* **Required work**: Every record must be written out once more, with nothing added or omitted.

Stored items
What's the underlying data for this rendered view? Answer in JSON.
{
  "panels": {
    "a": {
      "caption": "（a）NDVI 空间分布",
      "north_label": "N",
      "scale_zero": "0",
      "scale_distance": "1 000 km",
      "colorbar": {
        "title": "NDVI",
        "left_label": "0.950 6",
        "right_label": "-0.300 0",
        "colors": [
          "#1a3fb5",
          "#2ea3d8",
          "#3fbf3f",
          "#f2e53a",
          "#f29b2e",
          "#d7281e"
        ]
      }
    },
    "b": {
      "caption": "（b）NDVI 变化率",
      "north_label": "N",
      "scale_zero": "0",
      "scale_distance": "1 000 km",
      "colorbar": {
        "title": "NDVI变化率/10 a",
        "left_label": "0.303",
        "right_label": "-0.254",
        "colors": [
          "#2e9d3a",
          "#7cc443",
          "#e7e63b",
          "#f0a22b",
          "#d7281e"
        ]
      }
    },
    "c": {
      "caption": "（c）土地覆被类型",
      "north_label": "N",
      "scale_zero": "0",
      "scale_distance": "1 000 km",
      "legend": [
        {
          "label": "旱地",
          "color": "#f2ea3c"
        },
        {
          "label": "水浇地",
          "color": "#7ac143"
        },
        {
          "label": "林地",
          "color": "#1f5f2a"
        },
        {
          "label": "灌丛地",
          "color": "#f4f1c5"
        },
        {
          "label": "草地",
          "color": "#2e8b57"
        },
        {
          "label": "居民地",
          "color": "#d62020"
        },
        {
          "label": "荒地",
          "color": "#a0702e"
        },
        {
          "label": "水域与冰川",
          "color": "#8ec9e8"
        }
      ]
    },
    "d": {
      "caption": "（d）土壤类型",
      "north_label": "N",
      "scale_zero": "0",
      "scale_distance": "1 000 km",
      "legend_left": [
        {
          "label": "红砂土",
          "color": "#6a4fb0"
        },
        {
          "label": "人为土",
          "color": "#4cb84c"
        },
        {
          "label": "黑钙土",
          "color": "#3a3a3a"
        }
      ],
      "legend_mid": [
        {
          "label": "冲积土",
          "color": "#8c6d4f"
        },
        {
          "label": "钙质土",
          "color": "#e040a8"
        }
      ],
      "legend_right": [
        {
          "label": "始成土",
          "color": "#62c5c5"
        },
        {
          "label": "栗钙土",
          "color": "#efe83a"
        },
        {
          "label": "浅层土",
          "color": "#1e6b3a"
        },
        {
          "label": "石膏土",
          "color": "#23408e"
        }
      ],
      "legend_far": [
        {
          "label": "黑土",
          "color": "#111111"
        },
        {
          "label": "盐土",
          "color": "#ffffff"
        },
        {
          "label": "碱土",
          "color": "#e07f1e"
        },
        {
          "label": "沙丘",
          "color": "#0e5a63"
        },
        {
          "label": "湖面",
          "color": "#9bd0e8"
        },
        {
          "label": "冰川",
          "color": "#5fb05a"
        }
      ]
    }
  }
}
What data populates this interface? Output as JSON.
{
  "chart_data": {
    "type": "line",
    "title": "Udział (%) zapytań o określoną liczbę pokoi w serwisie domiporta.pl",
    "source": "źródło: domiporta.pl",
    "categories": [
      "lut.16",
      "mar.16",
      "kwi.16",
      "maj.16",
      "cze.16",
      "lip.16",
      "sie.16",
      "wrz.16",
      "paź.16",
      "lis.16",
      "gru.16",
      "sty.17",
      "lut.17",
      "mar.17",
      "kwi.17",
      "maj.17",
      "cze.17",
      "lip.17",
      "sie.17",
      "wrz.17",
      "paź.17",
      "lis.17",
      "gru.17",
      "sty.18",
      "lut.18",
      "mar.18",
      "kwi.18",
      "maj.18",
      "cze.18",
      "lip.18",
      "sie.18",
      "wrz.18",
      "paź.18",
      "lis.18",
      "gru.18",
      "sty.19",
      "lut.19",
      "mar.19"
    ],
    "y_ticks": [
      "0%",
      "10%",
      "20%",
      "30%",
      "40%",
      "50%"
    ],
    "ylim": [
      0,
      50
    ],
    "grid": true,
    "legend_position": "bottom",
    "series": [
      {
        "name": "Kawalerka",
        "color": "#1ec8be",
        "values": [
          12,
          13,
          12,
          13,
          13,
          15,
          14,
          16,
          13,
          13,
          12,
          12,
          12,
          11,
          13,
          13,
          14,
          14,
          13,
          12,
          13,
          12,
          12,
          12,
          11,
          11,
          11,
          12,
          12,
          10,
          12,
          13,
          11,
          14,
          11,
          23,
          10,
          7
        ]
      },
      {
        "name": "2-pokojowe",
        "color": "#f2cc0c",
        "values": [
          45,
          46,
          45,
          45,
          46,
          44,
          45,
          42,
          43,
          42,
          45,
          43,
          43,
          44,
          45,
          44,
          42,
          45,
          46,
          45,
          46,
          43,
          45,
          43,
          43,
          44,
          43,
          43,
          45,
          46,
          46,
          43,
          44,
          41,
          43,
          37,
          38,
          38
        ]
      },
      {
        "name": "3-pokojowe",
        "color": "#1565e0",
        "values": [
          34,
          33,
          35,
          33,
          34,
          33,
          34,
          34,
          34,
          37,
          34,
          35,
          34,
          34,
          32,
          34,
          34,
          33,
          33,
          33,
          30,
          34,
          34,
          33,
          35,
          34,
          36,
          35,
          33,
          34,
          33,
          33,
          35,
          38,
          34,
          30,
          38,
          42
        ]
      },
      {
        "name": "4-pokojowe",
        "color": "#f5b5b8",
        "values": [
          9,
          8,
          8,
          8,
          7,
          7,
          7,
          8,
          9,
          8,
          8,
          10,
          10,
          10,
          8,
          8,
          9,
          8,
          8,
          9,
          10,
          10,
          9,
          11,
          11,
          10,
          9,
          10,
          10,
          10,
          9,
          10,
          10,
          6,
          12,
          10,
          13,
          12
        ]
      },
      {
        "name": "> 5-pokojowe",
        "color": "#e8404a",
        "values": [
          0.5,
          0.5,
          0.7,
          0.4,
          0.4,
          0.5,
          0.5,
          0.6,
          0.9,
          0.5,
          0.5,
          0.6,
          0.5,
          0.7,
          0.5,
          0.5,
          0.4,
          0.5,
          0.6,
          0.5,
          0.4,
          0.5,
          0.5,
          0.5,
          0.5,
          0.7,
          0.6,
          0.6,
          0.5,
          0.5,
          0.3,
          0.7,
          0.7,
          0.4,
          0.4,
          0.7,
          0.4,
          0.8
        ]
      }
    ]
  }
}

* **Answer to this exercise**:
What's the underlying data for this rendered view? Answer in JSON.
{
  "panels": {
    "a": {
      "caption": "（a）NDVI 空间分布",
      "north_label": "N",
      "scale_zero": "0",
      "scale_distance": "1 000 km",
      "colorbar": {
        "title": "NDVI",
        "left_label": "0.950 6",
        "right_label": "-0.300 0",
        "colors": [
          "#1a3fb5",
          "#2ea3d8",
          "#3fbf3f",
          "#f2e53a",
          "#f29b2e",
          "#d7281e"
        ]
      }
    },
    "b": {
      "caption": "（b）NDVI 变化率",
      "north_label": "N",
      "scale_zero": "0",
      "scale_distance": "1 000 km",
      "colorbar": {
        "title": "NDVI变化率/10 a",
        "left_label": "0.303",
        "right_label": "-0.254",
        "colors": [
          "#2e9d3a",
          "#7cc443",
          "#e7e63b",
          "#f0a22b",
          "#d7281e"
        ]
      }
    },
    "c": {
      "caption": "（c）土地覆被类型",
      "north_label": "N",
      "scale_zero": "0",
      "scale_distance": "1 000 km",
      "legend": [
        {
          "label": "旱地",
          "color": "#f2ea3c"
        },
        {
          "label": "水浇地",
          "color": "#7ac143"
        },
        {
          "label": "林地",
          "color": "#1f5f2a"
        },
        {
          "label": "灌丛地",
          "color": "#f4f1c5"
        },
        {
          "label": "草地",
          "color": "#2e8b57"
        },
        {
          "label": "居民地",
          "color": "#d62020"
        },
        {
          "label": "荒地",
          "color": "#a0702e"
        },
        {
          "label": "水域与冰川",
          "color": "#8ec9e8"
        }
      ]
    },
    "d": {
      "caption": "（d）土壤类型",
      "north_label": "N",
      "scale_zero": "0",
      "scale_distance": "1 000 km",
      "legend_left": [
        {
          "label": "红砂土",
          "color": "#6a4fb0"
        },
        {
          "label": "人为土",
          "color": "#4cb84c"
        },
        {
          "label": "黑钙土",
          "color": "#3a3a3a"
        }
      ],
      "legend_mid": [
        {
          "label": "冲积土",
          "color": "#8c6d4f"
        },
        {
          "label": "钙质土",
          "color": "#e040a8"
        }
      ],
      "legend_right": [
        {
          "label": "始成土",
          "color": "#62c5c5"
        },
        {
          "label": "栗钙土",
          "color": "#efe83a"
        },
        {
          "label": "浅层土",
          "color": "#1e6b3a"
        },
        {
          "label": "石膏土",
          "color": "#23408e"
        }
      ],
      "legend_far": [
        {
          "label": "黑土",
          "color": "#111111"
        },
        {
          "label": "盐土",
          "color": "#ffffff"
        },
        {
          "label": "碱土",
          "color": "#e07f1e"
        },
        {
          "label": "沙丘",
          "color": "#0e5a63"
        },
        {
          "label": "湖面",
          "color": "#9bd0e8"
        },
        {
          "label": "冰川",
          "color": "#5fb05a"
        }
      ]
    }
  }
}
What data populates this interface? Output as JSON.
{
  "chart_data": {
    "type": "line",
    "title": "Udział (%) zapytań o określoną liczbę pokoi w serwisie domiporta.pl",
    "source": "źródło: domiporta.pl",
    "categories": [
      "lut.16",
      "mar.16",
      "kwi.16",
      "maj.16",
      "cze.16",
      "lip.16",
      "sie.16",
      "wrz.16",
      "paź.16",
      "lis.16",
      "gru.16",
      "sty.17",
      "lut.17",
      "mar.17",
      "kwi.17",
      "maj.17",
      "cze.17",
      "lip.17",
      "sie.17",
      "wrz.17",
      "paź.17",
      "lis.17",
      "gru.17",
      "sty.18",
      "lut.18",
      "mar.18",
      "kwi.18",
      "maj.18",
      "cze.18",
      "lip.18",
      "sie.18",
      "wrz.18",
      "paź.18",
      "lis.18",
      "gru.18",
      "sty.19",
      "lut.19",
      "mar.19"
    ],
    "y_ticks": [
      "0%",
      "10%",
      "20%",
      "30%",
      "40%",
      "50%"
    ],
    "ylim": [
      0,
      50
    ],
    "grid": true,
    "legend_position": "bottom",
    "series": [
      {
        "name": "Kawalerka",
        "color": "#1ec8be",
        "values": [
          12,
          13,
          12,
          13,
          13,
          15,
          14,
          16,
          13,
          13,
          12,
          12,
          12,
          11,
          13,
          13,
          14,
          14,
          13,
          12,
          13,
          12,
          12,
          12,
          11,
          11,
          11,
          12,
          12,
          10,
          12,
          13,
          11,
          14,
          11,
          23,
          10,
          7
        ]
      },
      {
        "name": "2-pokojowe",
        "color": "#f2cc0c",
        "values": [
          45,
          46,
          45,
          45,
          46,
          44,
          45,
          42,
          43,
          42,
          45,
          43,
          43,
          44,
          45,
          44,
          42,
          45,
          46,
          45,
          46,
          43,
          45,
          43,
          43,
          44,
          43,
          43,
          45,
          46,
          46,
          43,
          44,
          41,
          43,
          37,
          38,
          38
        ]
      },
      {
        "name": "3-pokojowe",
        "color": "#1565e0",
        "values": [
          34,
          33,
          35,
          33,
          34,
          33,
          34,
          34,
          34,
          37,
          34,
          35,
          34,
          34,
          32,
          34,
          34,
          33,
          33,
          33,
          30,
          34,
          34,
          33,
          35,
          34,
          36,
          35,
          33,
          34,
          33,
          33,
          35,
          38,
          34,
          30,
          38,
          42
        ]
      },
      {
        "name": "4-pokojowe",
        "color": "#f5b5b8",
        "values": [
          9,
          8,
          8,
          8,
          7,
          7,
          7,
          8,
          9,
          8,
          8,
          10,
          10,
          10,
          8,
          8,
          9,
          8,
          8,
          9,
          10,
          10,
          9,
          11,
          11,
          10,
          9,
          10,
          10,
          10,
          9,
          10,
          10,
          6,
          12,
          10,
          13,
          12
        ]
      },
      {
        "name": "> 5-pokojowe",
        "color": "#e8404a",
        "values": [
          0.5,
          0.5,
          0.7,
          0.4,
          0.4,
          0.5,
          0.5,
          0.6,
          0.9,
          0.5,
          0.5,
          0.6,
          0.5,
          0.7,
          0.5,
          0.5,
          0.4,
          0.5,
          0.6,
          0.5,
          0.4,
          0.5,
          0.5,
          0.5,
          0.5,
          0.7,
          0.6,
          0.6,
          0.5,
          0.5,
          0.3,
          0.7,
          0.7,
          0.4,
          0.4,
          0.7,
          0.4,
          0.8
        ]
      }
    ]
  }
}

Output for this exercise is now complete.